-- DATA FOR THIS TASK --

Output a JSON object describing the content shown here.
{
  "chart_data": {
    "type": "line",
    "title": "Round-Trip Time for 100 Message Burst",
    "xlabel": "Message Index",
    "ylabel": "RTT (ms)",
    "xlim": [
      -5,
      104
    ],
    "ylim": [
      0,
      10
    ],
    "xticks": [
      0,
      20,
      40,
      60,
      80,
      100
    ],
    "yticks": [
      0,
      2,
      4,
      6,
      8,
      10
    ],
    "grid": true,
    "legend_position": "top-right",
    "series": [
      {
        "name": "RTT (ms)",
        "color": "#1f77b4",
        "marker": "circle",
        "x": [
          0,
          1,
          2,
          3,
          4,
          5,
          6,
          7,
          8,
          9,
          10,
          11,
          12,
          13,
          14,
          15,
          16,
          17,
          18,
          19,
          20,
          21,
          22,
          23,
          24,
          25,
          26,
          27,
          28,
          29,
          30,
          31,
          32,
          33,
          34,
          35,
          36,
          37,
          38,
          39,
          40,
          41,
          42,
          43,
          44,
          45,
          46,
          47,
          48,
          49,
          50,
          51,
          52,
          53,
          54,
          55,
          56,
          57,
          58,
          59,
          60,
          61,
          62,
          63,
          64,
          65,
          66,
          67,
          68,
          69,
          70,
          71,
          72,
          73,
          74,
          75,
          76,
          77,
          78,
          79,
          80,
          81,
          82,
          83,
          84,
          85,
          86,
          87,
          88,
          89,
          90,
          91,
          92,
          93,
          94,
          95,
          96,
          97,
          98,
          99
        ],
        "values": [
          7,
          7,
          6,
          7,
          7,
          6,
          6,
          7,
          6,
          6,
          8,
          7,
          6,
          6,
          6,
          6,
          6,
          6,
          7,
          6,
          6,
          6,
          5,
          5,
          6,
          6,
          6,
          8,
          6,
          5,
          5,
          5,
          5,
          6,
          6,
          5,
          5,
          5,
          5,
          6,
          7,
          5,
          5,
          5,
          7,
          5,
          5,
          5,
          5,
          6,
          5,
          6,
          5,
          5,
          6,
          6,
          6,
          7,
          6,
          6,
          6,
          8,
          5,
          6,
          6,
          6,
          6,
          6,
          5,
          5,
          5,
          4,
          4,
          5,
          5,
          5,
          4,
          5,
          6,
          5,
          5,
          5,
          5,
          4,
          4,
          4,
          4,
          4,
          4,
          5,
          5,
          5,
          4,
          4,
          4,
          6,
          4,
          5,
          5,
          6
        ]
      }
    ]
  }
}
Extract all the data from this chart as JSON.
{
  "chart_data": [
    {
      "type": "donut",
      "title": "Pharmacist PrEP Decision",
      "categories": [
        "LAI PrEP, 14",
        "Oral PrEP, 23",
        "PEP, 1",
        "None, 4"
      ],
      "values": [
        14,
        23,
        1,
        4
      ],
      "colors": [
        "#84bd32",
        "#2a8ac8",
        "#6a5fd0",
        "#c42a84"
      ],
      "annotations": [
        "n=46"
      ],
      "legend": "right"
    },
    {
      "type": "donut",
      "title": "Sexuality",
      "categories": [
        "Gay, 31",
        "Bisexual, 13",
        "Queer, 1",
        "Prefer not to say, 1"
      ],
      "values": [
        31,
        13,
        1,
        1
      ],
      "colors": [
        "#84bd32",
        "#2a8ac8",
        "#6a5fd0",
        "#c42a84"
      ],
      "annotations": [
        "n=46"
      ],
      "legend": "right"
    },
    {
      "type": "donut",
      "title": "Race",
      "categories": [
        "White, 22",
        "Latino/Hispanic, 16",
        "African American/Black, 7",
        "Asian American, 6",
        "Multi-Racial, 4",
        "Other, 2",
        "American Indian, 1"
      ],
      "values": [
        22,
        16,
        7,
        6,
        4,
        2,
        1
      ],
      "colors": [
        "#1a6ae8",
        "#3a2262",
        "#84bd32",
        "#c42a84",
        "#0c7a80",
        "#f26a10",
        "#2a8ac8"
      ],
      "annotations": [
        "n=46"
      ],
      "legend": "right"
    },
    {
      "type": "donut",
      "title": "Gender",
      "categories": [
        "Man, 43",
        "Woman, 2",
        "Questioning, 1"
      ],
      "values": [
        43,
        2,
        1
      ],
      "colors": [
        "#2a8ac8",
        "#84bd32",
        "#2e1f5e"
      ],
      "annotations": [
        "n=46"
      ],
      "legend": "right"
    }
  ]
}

-- WHAT TO WORK ON --
Extract all of the data shown above without alteration.

-- ANSWER FOR THIS EXERCISE --
Output a JSON object describing the content shown here.
{
  "chart_data": {
    "type": "line",
    "title": "Round-Trip Time for 100 Message Burst",
    "xlabel": "Message Index",
    "ylabel": "RTT (ms)",
    "xlim": [
      -5,
      104
    ],
    "ylim": [
      0,
      10
    ],
    "xticks": [
      0,
      20,
      40,
      60,
      80,
      100
    ],
    "yticks": [
      0,
      2,
      4,
      6,
      8,
      10
    ],
    "grid": true,
    "legend_position": "top-right",
    "series": [
      {
        "name": "RTT (ms)",
        "color": "#1f77b4",
        "marker": "circle",
        "x": [
          0,
          1,
          2,
          3,
          4,
          5,
          6,
          7,
          8,
          9,
          10,
          11,
          12,
          13,
          14,
          15,
          16,
          17,
          18,
          19,
          20,
          21,
          22,
          23,
          24,
          25,
          26,
          27,
          28,
          29,
          30,
          31,
          32,
          33,
          34,
          35,
          36,
          37,
          38,
          39,
          40,
          41,
          42,
          43,
          44,
          45,
          46,
          47,
          48,
          49,
          50,
          51,
          52,
          53,
          54,
          55,
          56,
          57,
          58,
          59,
          60,
          61,
          62,
          63,
          64,
          65,
          66,
          67,
          68,
          69,
          70,
          71,
          72,
          73,
          74,
          75,
          76,
          77,
          78,
          79,
          80,
          81,
          82,
          83,
          84,
          85,
          86,
          87,
          88,
          89,
          90,
          91,
          92,
          93,
          94,
          95,
          96,
          97,
          98,
          99
        ],
        "values": [
          7,
          7,
          6,
          7,
          7,
          6,
          6,
          7,
          6,
          6,
          8,
          7,
          6,
          6,
          6,
          6,
          6,
          6,
          7,
          6,
          6,
          6,
          5,
          5,
          6,
          6,
          6,
          8,
          6,
          5,
          5,
          5,
          5,
          6,
          6,
          5,
          5,
          5,
          5,
          6,
          7,
          5,
          5,
          5,
          7,
          5,
          5,
          5,
          5,
          6,
          5,
          6,
          5,
          5,
          6,
          6,
          6,
          7,
          6,
          6,
          6,
          8,
          5,
          6,
          6,
          6,
          6,
          6,
          5,
          5,
          5,
          4,
          4,
          5,
          5,
          5,
          4,
          5,
          6,
          5,
          5,
          5,
          5,
          4,
          4,
          4,
          4,
          4,
          4,
          5,
          5,
          5,
          4,
          4,
          4,
          6,
          4,
          5,
          5,
          6
        ]
      }
    ]
  }
}
Extract all the data from this chart as JSON.
{
  "chart_data": [
    {
      "type": "donut",
      "title": "Pharmacist PrEP Decision",
      "categories": [
        "LAI PrEP, 14",
        "Oral PrEP, 23",
        "PEP, 1",
        "None, 4"
      ],
      "values": [
        14,
        23,
        1,
        4
      ],
      "colors": [
        "#84bd32",
        "#2a8ac8",
        "#6a5fd0",
        "#c42a84"
      ],
      "annotations": [
        "n=46"
      ],
      "legend": "right"
    },
    {
      "type": "donut",
      "title": "Sexuality",
      "categories": [
        "Gay, 31",
        "Bisexual, 13",
        "Queer, 1",
        "Prefer not to say, 1"
      ],
      "values": [
        31,
        13,
        1,
        1
      ],
      "colors": [
        "#84bd32",
        "#2a8ac8",
        "#6a5fd0",
        "#c42a84"
      ],
      "annotations": [
        "n=46"
      ],
      "legend": "right"
    },
    {
      "type": "donut",
      "title": "Race",
      "categories": [
        "White, 22",
        "Latino/Hispanic, 16",
        "African American/Black, 7",
        "Asian American, 6",
        "Multi-Racial, 4",
        "Other, 2",
        "American Indian, 1"
      ],
      "values": [
        22,
        16,
        7,
        6,
        4,
        2,
        1
      ],
      "colors": [
        "#1a6ae8",
        "#3a2262",
        "#84bd32",
        "#c42a84",
        "#0c7a80",
        "#f26a10",
        "#2a8ac8"
      ],
      "annotations": [
        "n=46"
      ],
      "legend": "right"
    },
    {
      "type": "donut",
      "title": "Gender",
      "categories": [
        "Man, 43",
        "Woman, 2",
        "Questioning, 1"
      ],
      "values": [
        43,
        2,
        1
      ],
      "colors": [
        "#2a8ac8",
        "#84bd32",
        "#2e1f5e"
      ],
      "annotations": [
        "n=46"
      ],
      "legend": "right"
    }
  ]
}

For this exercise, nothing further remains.